=== TASK GOAL ===
Tally the lines that contain the string "JSON" and give the number by itself.

=== MATERIAL PROVIDED ===
______________________________

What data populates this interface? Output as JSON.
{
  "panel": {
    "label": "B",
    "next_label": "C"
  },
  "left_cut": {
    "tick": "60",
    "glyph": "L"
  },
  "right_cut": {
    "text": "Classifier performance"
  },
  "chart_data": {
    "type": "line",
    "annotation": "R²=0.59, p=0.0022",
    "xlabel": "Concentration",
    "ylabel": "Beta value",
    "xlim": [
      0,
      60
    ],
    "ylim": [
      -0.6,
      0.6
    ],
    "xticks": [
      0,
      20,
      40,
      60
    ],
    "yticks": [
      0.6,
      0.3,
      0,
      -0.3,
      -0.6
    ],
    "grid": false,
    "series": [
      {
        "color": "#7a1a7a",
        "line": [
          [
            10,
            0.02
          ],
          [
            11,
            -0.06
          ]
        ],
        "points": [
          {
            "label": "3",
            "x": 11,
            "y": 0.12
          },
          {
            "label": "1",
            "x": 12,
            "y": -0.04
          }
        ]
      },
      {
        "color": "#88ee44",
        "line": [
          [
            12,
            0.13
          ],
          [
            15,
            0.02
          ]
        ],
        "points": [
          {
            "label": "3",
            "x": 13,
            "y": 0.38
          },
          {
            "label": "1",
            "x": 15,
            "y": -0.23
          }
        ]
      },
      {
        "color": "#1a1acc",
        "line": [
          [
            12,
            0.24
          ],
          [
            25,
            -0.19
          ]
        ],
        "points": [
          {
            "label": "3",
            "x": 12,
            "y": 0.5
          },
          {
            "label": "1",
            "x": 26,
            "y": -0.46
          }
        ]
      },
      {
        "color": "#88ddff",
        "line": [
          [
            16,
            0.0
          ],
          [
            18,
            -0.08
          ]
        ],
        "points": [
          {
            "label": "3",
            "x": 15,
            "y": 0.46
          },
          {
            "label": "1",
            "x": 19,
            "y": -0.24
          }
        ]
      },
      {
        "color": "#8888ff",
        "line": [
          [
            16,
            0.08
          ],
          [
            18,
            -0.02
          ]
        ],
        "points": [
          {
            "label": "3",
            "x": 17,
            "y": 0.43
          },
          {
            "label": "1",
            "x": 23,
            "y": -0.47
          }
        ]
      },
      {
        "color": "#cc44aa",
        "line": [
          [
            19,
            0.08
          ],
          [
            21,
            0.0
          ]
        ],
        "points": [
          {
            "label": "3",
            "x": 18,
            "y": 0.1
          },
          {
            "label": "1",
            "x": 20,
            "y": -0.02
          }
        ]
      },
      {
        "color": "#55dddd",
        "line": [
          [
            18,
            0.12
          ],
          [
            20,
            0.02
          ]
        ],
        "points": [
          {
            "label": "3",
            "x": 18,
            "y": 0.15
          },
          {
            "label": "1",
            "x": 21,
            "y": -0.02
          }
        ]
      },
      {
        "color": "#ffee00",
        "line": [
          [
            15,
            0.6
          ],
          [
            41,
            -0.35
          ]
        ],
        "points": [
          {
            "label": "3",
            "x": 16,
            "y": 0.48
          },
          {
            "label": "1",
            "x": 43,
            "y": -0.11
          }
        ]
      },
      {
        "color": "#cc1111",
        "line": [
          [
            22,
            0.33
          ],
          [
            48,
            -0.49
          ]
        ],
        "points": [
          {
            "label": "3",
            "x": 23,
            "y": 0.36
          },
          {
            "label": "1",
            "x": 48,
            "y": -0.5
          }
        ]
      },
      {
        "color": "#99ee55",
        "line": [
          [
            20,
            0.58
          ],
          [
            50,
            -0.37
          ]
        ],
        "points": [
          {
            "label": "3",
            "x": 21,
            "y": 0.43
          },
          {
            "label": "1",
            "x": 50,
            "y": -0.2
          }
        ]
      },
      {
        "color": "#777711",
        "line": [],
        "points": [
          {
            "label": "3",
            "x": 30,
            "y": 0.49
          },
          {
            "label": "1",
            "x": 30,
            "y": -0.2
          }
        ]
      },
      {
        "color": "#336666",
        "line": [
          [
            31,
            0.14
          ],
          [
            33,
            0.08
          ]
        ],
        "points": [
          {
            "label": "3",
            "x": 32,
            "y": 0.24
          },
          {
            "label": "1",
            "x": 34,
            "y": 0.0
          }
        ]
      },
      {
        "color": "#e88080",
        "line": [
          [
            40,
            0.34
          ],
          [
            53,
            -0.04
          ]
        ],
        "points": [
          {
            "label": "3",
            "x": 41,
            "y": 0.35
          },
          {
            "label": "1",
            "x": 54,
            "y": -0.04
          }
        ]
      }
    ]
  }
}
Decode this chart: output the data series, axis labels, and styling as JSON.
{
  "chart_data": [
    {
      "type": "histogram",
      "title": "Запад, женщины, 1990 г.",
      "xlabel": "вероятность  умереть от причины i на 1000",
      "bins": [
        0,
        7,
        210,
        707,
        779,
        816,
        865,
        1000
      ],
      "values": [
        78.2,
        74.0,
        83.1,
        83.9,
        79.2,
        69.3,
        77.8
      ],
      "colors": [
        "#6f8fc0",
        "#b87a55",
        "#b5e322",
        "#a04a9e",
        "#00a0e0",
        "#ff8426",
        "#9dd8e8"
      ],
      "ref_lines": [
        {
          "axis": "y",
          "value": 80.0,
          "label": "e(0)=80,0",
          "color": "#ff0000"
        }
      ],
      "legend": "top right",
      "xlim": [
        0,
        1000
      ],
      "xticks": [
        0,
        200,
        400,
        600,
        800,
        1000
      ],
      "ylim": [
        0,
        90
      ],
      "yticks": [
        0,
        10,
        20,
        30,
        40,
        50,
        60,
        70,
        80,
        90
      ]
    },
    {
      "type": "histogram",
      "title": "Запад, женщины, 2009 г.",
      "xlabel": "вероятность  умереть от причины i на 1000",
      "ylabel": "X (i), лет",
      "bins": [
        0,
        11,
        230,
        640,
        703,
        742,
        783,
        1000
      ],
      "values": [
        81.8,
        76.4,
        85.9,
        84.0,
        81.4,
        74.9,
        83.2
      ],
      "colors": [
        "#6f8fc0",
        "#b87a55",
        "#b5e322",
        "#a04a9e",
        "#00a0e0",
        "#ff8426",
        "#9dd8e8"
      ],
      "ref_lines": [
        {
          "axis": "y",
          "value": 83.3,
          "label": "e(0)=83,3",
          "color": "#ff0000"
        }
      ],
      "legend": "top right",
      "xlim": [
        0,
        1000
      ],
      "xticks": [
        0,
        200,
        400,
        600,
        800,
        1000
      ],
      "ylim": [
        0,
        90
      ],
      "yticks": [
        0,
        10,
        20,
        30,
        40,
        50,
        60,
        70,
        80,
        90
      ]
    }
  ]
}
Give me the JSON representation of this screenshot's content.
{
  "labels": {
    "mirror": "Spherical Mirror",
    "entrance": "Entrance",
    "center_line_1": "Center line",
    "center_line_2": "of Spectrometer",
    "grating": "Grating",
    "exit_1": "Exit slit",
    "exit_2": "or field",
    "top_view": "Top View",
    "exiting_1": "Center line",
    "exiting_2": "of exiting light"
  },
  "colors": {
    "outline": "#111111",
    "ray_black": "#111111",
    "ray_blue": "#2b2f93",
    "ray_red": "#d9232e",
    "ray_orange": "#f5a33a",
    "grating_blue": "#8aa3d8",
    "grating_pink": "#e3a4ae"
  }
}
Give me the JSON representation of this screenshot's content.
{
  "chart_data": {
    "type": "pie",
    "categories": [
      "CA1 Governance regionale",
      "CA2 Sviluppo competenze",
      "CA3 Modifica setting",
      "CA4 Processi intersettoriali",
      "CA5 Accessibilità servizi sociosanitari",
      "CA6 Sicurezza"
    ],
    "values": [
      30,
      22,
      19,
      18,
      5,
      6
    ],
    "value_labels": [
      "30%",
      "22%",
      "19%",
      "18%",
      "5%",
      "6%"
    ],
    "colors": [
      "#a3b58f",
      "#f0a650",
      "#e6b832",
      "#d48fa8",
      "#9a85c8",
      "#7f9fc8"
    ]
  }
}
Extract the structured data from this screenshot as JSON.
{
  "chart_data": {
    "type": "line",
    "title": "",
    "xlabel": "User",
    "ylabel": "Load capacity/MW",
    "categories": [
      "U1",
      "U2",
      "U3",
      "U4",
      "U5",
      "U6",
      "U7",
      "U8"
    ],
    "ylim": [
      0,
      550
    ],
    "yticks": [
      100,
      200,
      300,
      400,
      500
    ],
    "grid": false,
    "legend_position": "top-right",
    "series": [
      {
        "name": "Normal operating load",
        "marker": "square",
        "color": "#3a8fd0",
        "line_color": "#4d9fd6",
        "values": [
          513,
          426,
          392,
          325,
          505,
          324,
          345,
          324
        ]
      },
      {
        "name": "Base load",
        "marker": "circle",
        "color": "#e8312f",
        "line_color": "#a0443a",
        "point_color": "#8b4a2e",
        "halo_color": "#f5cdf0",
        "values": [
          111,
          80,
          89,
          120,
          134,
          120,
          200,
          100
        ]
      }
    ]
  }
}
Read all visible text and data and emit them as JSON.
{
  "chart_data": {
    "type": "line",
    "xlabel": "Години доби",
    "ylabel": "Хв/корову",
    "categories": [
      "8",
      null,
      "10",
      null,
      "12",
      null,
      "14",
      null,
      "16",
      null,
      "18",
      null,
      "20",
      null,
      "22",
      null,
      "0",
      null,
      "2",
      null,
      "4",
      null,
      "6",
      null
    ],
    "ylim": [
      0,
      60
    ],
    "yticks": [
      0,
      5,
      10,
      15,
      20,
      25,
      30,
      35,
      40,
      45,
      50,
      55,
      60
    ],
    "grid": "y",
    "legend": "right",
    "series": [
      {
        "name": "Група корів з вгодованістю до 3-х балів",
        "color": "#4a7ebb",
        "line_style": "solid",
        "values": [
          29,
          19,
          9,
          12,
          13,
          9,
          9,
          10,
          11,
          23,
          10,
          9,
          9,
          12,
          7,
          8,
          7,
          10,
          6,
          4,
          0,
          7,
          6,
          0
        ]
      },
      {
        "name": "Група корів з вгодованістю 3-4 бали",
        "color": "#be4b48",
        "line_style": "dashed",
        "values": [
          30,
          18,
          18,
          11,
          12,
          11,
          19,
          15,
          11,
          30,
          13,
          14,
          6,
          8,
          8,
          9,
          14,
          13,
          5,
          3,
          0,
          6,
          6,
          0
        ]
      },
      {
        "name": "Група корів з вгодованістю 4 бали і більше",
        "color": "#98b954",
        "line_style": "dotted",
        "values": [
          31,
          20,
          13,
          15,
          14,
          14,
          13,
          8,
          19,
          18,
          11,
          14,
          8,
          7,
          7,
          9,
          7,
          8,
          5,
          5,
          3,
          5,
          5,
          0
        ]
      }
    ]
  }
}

______________________________

=== SOLUTION BELOW ===
6